** Start DATA TO USE **

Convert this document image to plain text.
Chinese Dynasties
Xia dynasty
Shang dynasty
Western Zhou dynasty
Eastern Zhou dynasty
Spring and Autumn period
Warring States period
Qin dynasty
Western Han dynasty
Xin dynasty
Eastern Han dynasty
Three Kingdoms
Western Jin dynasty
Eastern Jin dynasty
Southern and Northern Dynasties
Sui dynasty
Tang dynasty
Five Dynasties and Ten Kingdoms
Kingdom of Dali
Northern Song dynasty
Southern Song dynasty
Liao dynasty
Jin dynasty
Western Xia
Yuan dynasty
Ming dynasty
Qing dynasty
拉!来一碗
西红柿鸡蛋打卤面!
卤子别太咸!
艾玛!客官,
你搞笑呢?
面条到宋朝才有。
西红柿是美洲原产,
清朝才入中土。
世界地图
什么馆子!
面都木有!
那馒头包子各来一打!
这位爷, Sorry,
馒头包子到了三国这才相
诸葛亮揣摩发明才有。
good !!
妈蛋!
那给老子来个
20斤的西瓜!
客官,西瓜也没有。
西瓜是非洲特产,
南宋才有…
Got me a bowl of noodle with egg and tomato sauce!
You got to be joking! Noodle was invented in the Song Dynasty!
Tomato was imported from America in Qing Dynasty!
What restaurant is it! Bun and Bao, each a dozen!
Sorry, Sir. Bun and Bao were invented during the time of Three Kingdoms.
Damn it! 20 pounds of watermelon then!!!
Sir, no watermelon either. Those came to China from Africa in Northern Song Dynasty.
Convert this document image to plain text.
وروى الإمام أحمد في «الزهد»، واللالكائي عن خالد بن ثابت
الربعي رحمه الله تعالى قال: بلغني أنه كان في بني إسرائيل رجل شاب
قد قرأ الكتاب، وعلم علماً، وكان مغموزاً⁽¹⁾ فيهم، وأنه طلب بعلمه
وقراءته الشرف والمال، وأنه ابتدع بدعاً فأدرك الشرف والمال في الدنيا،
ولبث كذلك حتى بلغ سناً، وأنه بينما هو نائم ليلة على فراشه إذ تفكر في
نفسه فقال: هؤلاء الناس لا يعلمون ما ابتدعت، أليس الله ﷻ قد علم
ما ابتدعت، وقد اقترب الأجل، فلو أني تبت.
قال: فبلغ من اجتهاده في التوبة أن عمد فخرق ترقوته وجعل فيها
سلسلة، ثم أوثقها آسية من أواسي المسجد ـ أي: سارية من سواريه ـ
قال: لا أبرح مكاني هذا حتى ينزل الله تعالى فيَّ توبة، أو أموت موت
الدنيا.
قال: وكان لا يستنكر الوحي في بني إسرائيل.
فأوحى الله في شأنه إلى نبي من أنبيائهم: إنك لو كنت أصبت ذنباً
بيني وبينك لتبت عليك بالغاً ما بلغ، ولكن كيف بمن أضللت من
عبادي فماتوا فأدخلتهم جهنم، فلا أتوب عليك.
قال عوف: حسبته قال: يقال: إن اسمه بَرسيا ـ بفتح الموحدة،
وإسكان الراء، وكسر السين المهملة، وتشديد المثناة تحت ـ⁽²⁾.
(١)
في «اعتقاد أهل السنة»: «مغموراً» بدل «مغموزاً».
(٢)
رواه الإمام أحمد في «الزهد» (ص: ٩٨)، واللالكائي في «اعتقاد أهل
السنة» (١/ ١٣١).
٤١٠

** End DATA TO USE **

PROBLEM TO SOLVE | The data above must be returned in full, exactly as written.

THE RESULT |
Convert this document image to plain text.
Chinese Dynasties
Xia dynasty
Shang dynasty
Western Zhou dynasty
Eastern Zhou dynasty
Spring and Autumn period
Warring States period
Qin dynasty
Western Han dynasty
Xin dynasty
Eastern Han dynasty
Three Kingdoms
Western Jin dynasty
Eastern Jin dynasty
Southern and Northern Dynasties
Sui dynasty
Tang dynasty
Five Dynasties and Ten Kingdoms
Kingdom of Dali
Northern Song dynasty
Southern Song dynasty
Liao dynasty
Jin dynasty
Western Xia
Yuan dynasty
Ming dynasty
Qing dynasty
拉!来一碗
西红柿鸡蛋打卤面!
卤子别太咸!
艾玛!客官,
你搞笑呢?
面条到宋朝才有。
西红柿是美洲原产,
清朝才入中土。
世界地图
什么馆子!
面都木有!
那馒头包子各来一打!
这位爷, Sorry,
馒头包子到了三国这才相
诸葛亮揣摩发明才有。
good !!
妈蛋!
那给老子来个
20斤的西瓜!
客官,西瓜也没有。
西瓜是非洲特产,
南宋才有…
Got me a bowl of noodle with egg and tomato sauce!
You got to be joking! Noodle was invented in the Song Dynasty!
Tomato was imported from America in Qing Dynasty!
What restaurant is it! Bun and Bao, each a dozen!
Sorry, Sir. Bun and Bao were invented during the time of Three Kingdoms.
Damn it! 20 pounds of watermelon then!!!
Sir, no watermelon either. Those came to China from Africa in Northern Song Dynasty.
Convert this document image to plain text.
وروى الإمام أحمد في «الزهد»، واللالكائي عن خالد بن ثابت
الربعي رحمه الله تعالى قال: بلغني أنه كان في بني إسرائيل رجل شاب
قد قرأ الكتاب، وعلم علماً، وكان مغموزاً⁽¹⁾ فيهم، وأنه طلب بعلمه
وقراءته الشرف والمال، وأنه ابتدع بدعاً فأدرك الشرف والمال في الدنيا،
ولبث كذلك حتى بلغ سناً، وأنه بينما هو نائم ليلة على فراشه إذ تفكر في
نفسه فقال: هؤلاء الناس لا يعلمون ما ابتدعت، أليس الله ﷻ قد علم
ما ابتدعت، وقد اقترب الأجل، فلو أني تبت.
قال: فبلغ من اجتهاده في التوبة أن عمد فخرق ترقوته وجعل فيها
سلسلة، ثم أوثقها آسية من أواسي المسجد ـ أي: سارية من سواريه ـ
قال: لا أبرح مكاني هذا حتى ينزل الله تعالى فيَّ توبة، أو أموت موت
الدنيا.
قال: وكان لا يستنكر الوحي في بني إسرائيل.
فأوحى الله في شأنه إلى نبي من أنبيائهم: إنك لو كنت أصبت ذنباً
بيني وبينك لتبت عليك بالغاً ما بلغ، ولكن كيف بمن أضللت من
عبادي فماتوا فأدخلتهم جهنم، فلا أتوب عليك.
قال عوف: حسبته قال: يقال: إن اسمه بَرسيا ـ بفتح الموحدة،
وإسكان الراء، وكسر السين المهملة، وتشديد المثناة تحت ـ⁽²⁾.
(١)
في «اعتقاد أهل السنة»: «مغموراً» بدل «مغموزاً».
(٢)
رواه الإمام أحمد في «الزهد» (ص: ٩٨)، واللالكائي في «اعتقاد أهل
السنة» (١/ ١٣١).
٤١٠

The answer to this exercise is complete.